**Collected data entries:**
++++

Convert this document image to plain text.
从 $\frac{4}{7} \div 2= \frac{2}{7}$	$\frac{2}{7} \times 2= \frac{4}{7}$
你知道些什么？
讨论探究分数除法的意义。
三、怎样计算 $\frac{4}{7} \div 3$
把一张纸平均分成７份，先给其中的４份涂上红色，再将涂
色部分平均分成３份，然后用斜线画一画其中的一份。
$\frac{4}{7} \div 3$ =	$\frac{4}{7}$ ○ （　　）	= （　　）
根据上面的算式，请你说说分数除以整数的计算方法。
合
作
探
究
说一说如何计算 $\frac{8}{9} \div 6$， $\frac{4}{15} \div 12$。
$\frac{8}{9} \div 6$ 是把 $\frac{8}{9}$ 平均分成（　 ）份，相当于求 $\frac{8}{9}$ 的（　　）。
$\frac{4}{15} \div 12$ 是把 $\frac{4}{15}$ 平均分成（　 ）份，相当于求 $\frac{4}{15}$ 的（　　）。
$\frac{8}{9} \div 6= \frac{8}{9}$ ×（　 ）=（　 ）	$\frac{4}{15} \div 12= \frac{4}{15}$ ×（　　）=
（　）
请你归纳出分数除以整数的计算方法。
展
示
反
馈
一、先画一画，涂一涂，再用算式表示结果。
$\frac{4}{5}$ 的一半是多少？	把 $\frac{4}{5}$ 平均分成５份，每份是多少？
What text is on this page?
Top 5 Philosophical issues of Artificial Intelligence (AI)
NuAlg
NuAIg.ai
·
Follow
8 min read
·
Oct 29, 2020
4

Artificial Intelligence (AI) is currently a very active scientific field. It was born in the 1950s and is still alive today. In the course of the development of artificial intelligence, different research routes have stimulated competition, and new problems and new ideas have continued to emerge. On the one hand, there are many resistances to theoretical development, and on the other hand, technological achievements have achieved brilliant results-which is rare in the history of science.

++++

**Given exercise:** Every record above should be copied exactly.

**Response below:**
Convert this document image to plain text.
从 $\frac{4}{7} \div 2= \frac{2}{7}$	$\frac{2}{7} \times 2= \frac{4}{7}$
你知道些什么？
讨论探究分数除法的意义。
三、怎样计算 $\frac{4}{7} \div 3$
把一张纸平均分成７份，先给其中的４份涂上红色，再将涂
色部分平均分成３份，然后用斜线画一画其中的一份。
$\frac{4}{7} \div 3$ =	$\frac{4}{7}$ ○ （　　）	= （　　）
根据上面的算式，请你说说分数除以整数的计算方法。
合
作
探
究
说一说如何计算 $\frac{8}{9} \div 6$， $\frac{4}{15} \div 12$。
$\frac{8}{9} \div 6$ 是把 $\frac{8}{9}$ 平均分成（　 ）份，相当于求 $\frac{8}{9}$ 的（　　）。
$\frac{4}{15} \div 12$ 是把 $\frac{4}{15}$ 平均分成（　 ）份，相当于求 $\frac{4}{15}$ 的（　　）。
$\frac{8}{9} \div 6= \frac{8}{9}$ ×（　 ）=（　 ）	$\frac{4}{15} \div 12= \frac{4}{15}$ ×（　　）=
（　）
请你归纳出分数除以整数的计算方法。
展
示
反
馈
一、先画一画，涂一涂，再用算式表示结果。
$\frac{4}{5}$ 的一半是多少？	把 $\frac{4}{5}$ 平均分成５份，每份是多少？
What text is on this page?
Top 5 Philosophical issues of Artificial Intelligence (AI)
NuAlg
NuAIg.ai
·
Follow
8 min read
·
Oct 29, 2020
4

Artificial Intelligence (AI) is currently a very active scientific field. It was born in the 1950s and is still alive today. In the course of the development of artificial intelligence, different research routes have stimulated competition, and new problems and new ideas have continued to emerge. On the one hand, there are many resistances to theoretical development, and on the other hand, technological achievements have achieved brilliant results-which is rare in the history of science.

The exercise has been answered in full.